AVAILABLE DATA:
★ ★ ★ ★ ★
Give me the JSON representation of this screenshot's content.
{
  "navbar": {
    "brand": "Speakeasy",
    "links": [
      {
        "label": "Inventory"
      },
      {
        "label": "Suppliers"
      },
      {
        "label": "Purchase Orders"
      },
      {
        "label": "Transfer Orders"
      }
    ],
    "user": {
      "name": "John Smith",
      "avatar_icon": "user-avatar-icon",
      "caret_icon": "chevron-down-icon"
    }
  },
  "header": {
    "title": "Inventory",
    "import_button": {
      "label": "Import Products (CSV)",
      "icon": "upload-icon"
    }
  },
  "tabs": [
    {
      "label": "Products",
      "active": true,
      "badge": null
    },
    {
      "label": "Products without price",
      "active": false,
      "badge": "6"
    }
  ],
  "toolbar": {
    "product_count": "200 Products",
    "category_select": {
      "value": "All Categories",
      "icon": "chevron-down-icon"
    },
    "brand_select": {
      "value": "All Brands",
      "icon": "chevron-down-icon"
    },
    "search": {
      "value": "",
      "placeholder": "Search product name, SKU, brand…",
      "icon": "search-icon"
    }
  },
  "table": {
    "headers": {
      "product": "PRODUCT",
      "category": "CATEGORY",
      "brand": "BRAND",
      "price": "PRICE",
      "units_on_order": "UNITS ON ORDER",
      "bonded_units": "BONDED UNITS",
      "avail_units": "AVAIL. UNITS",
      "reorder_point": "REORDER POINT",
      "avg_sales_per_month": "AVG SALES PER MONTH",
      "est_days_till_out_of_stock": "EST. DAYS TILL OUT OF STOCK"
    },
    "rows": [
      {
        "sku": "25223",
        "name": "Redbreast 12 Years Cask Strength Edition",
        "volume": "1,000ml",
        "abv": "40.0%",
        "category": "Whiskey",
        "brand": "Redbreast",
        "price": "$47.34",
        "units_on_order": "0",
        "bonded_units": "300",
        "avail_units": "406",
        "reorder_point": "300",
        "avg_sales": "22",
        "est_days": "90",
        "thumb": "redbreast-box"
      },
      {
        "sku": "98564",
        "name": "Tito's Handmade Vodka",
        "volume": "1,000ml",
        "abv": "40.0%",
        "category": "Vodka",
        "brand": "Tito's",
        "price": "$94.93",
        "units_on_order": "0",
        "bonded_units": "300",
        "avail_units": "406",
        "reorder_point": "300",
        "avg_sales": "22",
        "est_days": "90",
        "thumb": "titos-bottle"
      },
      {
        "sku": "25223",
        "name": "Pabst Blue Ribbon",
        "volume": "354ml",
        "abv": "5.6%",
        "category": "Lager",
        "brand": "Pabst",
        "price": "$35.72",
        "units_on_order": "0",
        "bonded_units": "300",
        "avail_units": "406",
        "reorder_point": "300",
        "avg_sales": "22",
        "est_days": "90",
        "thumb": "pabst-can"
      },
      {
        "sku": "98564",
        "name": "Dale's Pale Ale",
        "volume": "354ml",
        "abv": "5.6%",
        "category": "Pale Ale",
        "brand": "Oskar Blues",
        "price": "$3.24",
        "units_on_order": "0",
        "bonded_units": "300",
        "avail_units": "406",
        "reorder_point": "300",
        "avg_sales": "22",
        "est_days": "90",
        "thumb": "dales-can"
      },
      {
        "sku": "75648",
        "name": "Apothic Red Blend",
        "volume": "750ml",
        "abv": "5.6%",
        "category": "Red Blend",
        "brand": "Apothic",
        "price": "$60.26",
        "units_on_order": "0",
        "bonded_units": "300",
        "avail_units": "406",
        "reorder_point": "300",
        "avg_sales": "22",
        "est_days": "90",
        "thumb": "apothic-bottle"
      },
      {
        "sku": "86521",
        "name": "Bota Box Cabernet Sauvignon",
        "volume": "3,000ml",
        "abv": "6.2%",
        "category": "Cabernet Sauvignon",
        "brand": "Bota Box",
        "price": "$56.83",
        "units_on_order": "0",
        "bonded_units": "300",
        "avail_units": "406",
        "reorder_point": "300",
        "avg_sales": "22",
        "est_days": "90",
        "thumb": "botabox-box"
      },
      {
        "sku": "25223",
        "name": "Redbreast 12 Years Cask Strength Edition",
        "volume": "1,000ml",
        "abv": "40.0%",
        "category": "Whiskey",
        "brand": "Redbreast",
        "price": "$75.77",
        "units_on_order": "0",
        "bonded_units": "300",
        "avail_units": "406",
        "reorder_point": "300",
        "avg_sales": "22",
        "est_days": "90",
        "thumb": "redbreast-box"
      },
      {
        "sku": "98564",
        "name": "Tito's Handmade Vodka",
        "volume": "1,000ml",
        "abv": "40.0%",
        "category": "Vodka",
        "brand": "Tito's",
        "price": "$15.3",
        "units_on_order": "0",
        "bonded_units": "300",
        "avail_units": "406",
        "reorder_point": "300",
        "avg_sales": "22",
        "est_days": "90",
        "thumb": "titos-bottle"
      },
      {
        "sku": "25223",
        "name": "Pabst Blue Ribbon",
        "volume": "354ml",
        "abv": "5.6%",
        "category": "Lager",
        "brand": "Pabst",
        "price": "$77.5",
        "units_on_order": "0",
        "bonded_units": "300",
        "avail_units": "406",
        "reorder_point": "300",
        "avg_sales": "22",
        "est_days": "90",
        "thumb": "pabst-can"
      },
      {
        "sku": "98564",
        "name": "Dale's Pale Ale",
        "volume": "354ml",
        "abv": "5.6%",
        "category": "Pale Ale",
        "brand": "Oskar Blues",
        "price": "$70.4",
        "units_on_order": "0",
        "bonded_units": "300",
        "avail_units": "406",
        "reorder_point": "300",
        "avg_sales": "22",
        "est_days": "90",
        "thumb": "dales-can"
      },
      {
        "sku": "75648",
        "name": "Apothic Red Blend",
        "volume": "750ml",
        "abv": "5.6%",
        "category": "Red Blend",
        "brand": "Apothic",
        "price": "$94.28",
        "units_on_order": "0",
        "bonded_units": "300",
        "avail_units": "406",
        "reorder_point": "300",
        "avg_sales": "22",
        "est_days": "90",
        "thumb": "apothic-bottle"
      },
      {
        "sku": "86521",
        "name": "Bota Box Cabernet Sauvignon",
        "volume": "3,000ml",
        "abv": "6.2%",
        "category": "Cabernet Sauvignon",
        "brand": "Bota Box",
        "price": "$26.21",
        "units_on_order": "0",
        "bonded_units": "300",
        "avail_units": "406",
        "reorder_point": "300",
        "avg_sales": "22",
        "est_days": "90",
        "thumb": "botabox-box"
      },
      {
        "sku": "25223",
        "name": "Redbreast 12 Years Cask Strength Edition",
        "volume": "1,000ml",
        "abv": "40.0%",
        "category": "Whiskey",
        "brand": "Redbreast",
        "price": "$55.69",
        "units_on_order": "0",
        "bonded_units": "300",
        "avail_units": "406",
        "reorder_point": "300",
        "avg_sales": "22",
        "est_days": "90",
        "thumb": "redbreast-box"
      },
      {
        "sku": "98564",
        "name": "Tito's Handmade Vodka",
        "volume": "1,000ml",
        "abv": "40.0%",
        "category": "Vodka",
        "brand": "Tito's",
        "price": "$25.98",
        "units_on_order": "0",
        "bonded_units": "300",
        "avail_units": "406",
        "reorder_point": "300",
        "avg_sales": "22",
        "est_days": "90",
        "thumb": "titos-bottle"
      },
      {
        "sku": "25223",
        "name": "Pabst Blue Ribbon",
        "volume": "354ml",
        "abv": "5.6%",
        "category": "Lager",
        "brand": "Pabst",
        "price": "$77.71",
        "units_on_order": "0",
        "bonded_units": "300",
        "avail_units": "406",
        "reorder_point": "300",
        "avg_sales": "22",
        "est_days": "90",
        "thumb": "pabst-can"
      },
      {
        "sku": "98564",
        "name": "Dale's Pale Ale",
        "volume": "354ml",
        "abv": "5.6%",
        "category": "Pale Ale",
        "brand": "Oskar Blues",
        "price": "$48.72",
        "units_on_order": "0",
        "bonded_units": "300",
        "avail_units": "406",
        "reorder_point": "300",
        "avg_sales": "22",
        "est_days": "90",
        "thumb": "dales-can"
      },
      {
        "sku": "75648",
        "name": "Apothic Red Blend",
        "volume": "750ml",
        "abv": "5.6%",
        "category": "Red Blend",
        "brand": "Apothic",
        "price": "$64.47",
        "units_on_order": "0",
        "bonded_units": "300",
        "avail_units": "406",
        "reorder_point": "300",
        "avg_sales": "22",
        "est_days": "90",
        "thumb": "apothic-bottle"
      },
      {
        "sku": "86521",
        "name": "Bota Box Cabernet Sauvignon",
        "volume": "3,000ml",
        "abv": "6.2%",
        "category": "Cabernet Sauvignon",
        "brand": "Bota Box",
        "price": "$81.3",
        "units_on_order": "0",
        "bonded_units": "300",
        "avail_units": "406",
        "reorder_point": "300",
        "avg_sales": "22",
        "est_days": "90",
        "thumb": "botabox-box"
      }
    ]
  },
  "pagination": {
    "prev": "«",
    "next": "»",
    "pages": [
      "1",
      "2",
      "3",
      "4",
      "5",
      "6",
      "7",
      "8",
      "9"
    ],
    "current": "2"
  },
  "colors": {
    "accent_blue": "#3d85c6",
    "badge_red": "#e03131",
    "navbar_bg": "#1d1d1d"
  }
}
★ ★ ★ ★ ★
EXERCISE INSTRUCTIONS:
Locate all lines that include the word "Products" and copy them out.

SOLUTION FOR THIS TASK:
      "label": "Import Products (CSV)",
      "label": "Products",
      "label": "Products without price",
    "product_count": "200 Products",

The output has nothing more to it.